*Task requirements*: Can you write out every one of the rows below word for word, leaving out the pictures?
==== Data in this exercise ====
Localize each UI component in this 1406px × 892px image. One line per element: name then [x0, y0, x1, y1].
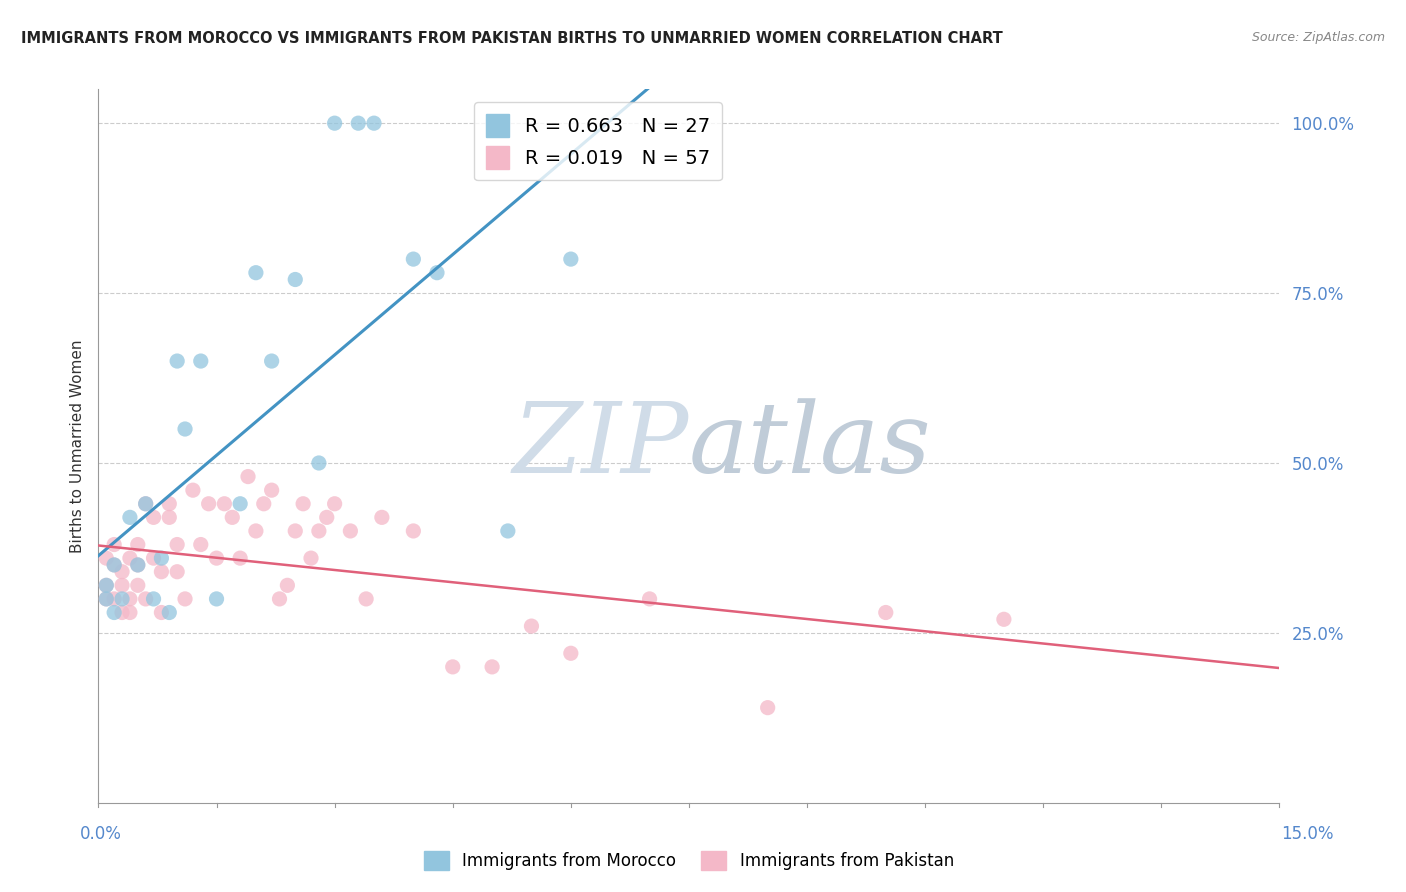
Point: [308, 456, 330, 470]
Point: [127, 578, 149, 592]
Point: [127, 537, 149, 551]
Point: [299, 551, 322, 566]
Point: [103, 606, 125, 620]
Point: [181, 483, 204, 498]
Point: [260, 354, 283, 368]
Point: [111, 578, 134, 592]
Text: atlas: atlas: [689, 399, 932, 493]
Point: [111, 606, 134, 620]
Point: [174, 591, 197, 606]
Point: [245, 524, 267, 538]
Point: [229, 497, 252, 511]
Point: [292, 497, 315, 511]
Point: [481, 660, 503, 674]
Point: [354, 591, 377, 606]
Point: [118, 510, 141, 524]
Point: [426, 266, 449, 280]
Point: [214, 497, 236, 511]
Text: 15.0%: 15.0%: [1281, 825, 1334, 843]
Point: [205, 551, 228, 566]
Point: [402, 252, 425, 266]
Point: [157, 497, 180, 511]
Point: [96, 551, 118, 566]
Point: [96, 578, 118, 592]
Point: [103, 537, 125, 551]
Point: [253, 497, 276, 511]
Point: [150, 551, 173, 566]
Point: [142, 551, 165, 566]
Point: [308, 524, 330, 538]
Point: [496, 524, 519, 538]
Point: [103, 591, 125, 606]
Point: [118, 551, 141, 566]
Point: [229, 551, 252, 566]
Point: [441, 660, 464, 674]
Point: [150, 565, 173, 579]
Point: [315, 510, 337, 524]
Point: [756, 700, 779, 714]
Point: [323, 497, 346, 511]
Point: [284, 524, 307, 538]
Point: [111, 591, 134, 606]
Point: [135, 591, 157, 606]
Point: [166, 354, 188, 368]
Text: 0.0%: 0.0%: [80, 825, 122, 843]
Point: [127, 558, 149, 572]
Point: [560, 646, 582, 660]
Point: [166, 565, 188, 579]
Point: [402, 524, 425, 538]
Point: [221, 510, 243, 524]
Point: [166, 537, 188, 551]
Point: [142, 591, 165, 606]
Point: [135, 497, 157, 511]
Point: [197, 497, 219, 511]
Point: [157, 510, 180, 524]
Legend: Immigrants from Morocco, Immigrants from Pakistan: Immigrants from Morocco, Immigrants from…: [418, 844, 960, 877]
Point: [96, 591, 118, 606]
Point: [347, 116, 370, 130]
Point: [127, 558, 149, 572]
Point: [142, 510, 165, 524]
Point: [276, 578, 298, 592]
Point: [323, 116, 346, 130]
Text: IMMIGRANTS FROM MOROCCO VS IMMIGRANTS FROM PAKISTAN BIRTHS TO UNMARRIED WOMEN CO: IMMIGRANTS FROM MOROCCO VS IMMIGRANTS FR…: [21, 31, 1002, 46]
Point: [118, 606, 141, 620]
Point: [638, 591, 661, 606]
Point: [363, 116, 385, 130]
Text: ZIP: ZIP: [513, 399, 689, 493]
Point: [520, 619, 543, 633]
Point: [993, 612, 1015, 626]
Point: [103, 558, 125, 572]
Point: [174, 422, 197, 436]
Point: [111, 565, 134, 579]
Point: [260, 483, 283, 498]
Point: [96, 578, 118, 592]
Y-axis label: Births to Unmarried Women: Births to Unmarried Women: [69, 339, 84, 553]
Point: [190, 537, 212, 551]
Point: [236, 469, 259, 483]
Point: [135, 497, 157, 511]
Point: [245, 266, 267, 280]
Point: [875, 606, 897, 620]
Point: [118, 591, 141, 606]
Text: Source: ZipAtlas.com: Source: ZipAtlas.com: [1251, 31, 1385, 45]
Point: [339, 524, 361, 538]
Point: [560, 252, 582, 266]
Point: [103, 558, 125, 572]
Point: [96, 591, 118, 606]
Point: [150, 606, 173, 620]
Point: [157, 606, 180, 620]
Point: [205, 591, 228, 606]
Point: [190, 354, 212, 368]
Point: [371, 510, 394, 524]
Point: [269, 591, 291, 606]
Point: [284, 272, 307, 286]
====
*Finished answer*:
Localize each UI component in this 1406px × 892px image. One line per element: name then [x0, y0, x1, y1].
Point: [308, 456, 330, 470]
Point: [127, 578, 149, 592]
Point: [127, 537, 149, 551]
Point: [299, 551, 322, 566]
Point: [103, 606, 125, 620]
Point: [181, 483, 204, 498]
Point: [260, 354, 283, 368]
Point: [111, 578, 134, 592]
Text: atlas: atlas: [689, 399, 932, 493]
Point: [111, 606, 134, 620]
Point: [174, 591, 197, 606]
Point: [245, 524, 267, 538]
Point: [229, 497, 252, 511]
Point: [292, 497, 315, 511]
Point: [481, 660, 503, 674]
Point: [354, 591, 377, 606]
Point: [118, 510, 141, 524]
Point: [426, 266, 449, 280]
Point: [214, 497, 236, 511]
Text: 15.0%: 15.0%: [1281, 825, 1334, 843]
Point: [205, 551, 228, 566]
Point: [402, 252, 425, 266]
Point: [157, 497, 180, 511]
Point: [96, 551, 118, 566]
Point: [96, 578, 118, 592]
Point: [103, 537, 125, 551]
Point: [253, 497, 276, 511]
Point: [150, 551, 173, 566]
Point: [142, 551, 165, 566]
Point: [308, 524, 330, 538]
Point: [496, 524, 519, 538]
Point: [103, 591, 125, 606]
Point: [118, 551, 141, 566]
Point: [229, 551, 252, 566]
Point: [441, 660, 464, 674]
Point: [150, 565, 173, 579]
Point: [315, 510, 337, 524]
Point: [756, 700, 779, 714]
Point: [323, 497, 346, 511]
Point: [284, 524, 307, 538]
Point: [111, 591, 134, 606]
Point: [135, 591, 157, 606]
Point: [166, 354, 188, 368]
Text: 0.0%: 0.0%: [80, 825, 122, 843]
Point: [127, 558, 149, 572]
Point: [560, 646, 582, 660]
Point: [166, 565, 188, 579]
Point: [402, 524, 425, 538]
Point: [221, 510, 243, 524]
Point: [166, 537, 188, 551]
Point: [142, 591, 165, 606]
Point: [135, 497, 157, 511]
Point: [197, 497, 219, 511]
Point: [157, 510, 180, 524]
Legend: Immigrants from Morocco, Immigrants from Pakistan: Immigrants from Morocco, Immigrants from…: [418, 844, 960, 877]
Point: [96, 591, 118, 606]
Point: [347, 116, 370, 130]
Point: [127, 558, 149, 572]
Point: [142, 510, 165, 524]
Point: [276, 578, 298, 592]
Point: [323, 116, 346, 130]
Text: IMMIGRANTS FROM MOROCCO VS IMMIGRANTS FROM PAKISTAN BIRTHS TO UNMARRIED WOMEN CO: IMMIGRANTS FROM MOROCCO VS IMMIGRANTS FR…: [21, 31, 1002, 46]
Point: [118, 606, 141, 620]
Point: [638, 591, 661, 606]
Point: [363, 116, 385, 130]
Text: ZIP: ZIP: [513, 399, 689, 493]
Point: [520, 619, 543, 633]
Point: [993, 612, 1015, 626]
Point: [103, 558, 125, 572]
Point: [174, 422, 197, 436]
Point: [111, 565, 134, 579]
Point: [260, 483, 283, 498]
Point: [96, 578, 118, 592]
Y-axis label: Births to Unmarried Women: Births to Unmarried Women: [69, 339, 84, 553]
Point: [190, 537, 212, 551]
Point: [236, 469, 259, 483]
Point: [135, 497, 157, 511]
Point: [245, 266, 267, 280]
Point: [875, 606, 897, 620]
Point: [118, 591, 141, 606]
Text: Source: ZipAtlas.com: Source: ZipAtlas.com: [1251, 31, 1385, 45]
Point: [339, 524, 361, 538]
Point: [560, 252, 582, 266]
Point: [103, 558, 125, 572]
Point: [96, 591, 118, 606]
Point: [150, 606, 173, 620]
Point: [157, 606, 180, 620]
Point: [205, 591, 228, 606]
Point: [190, 354, 212, 368]
Point: [371, 510, 394, 524]
Point: [269, 591, 291, 606]
Point: [284, 272, 307, 286]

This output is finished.